- _Set problem_
Without omitting anything, return the records precisely as given.
++++ Data for processing
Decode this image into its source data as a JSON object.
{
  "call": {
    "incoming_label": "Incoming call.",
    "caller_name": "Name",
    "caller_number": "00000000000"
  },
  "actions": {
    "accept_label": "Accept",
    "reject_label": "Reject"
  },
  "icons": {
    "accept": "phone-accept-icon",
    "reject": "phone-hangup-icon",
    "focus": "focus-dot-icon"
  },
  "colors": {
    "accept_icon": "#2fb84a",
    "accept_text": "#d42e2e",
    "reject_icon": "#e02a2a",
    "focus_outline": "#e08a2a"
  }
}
++++++++
- _Correct response_
Decode this image into its source data as a JSON object.
{
  "call": {
    "incoming_label": "Incoming call.",
    "caller_name": "Name",
    "caller_number": "00000000000"
  },
  "actions": {
    "accept_label": "Accept",
    "reject_label": "Reject"
  },
  "icons": {
    "accept": "phone-accept-icon",
    "reject": "phone-hangup-icon",
    "focus": "focus-dot-icon"
  },
  "colors": {
    "accept_icon": "#2fb84a",
    "accept_text": "#d42e2e",
    "reject_icon": "#e02a2a",
    "focus_outline": "#e08a2a"
  }
}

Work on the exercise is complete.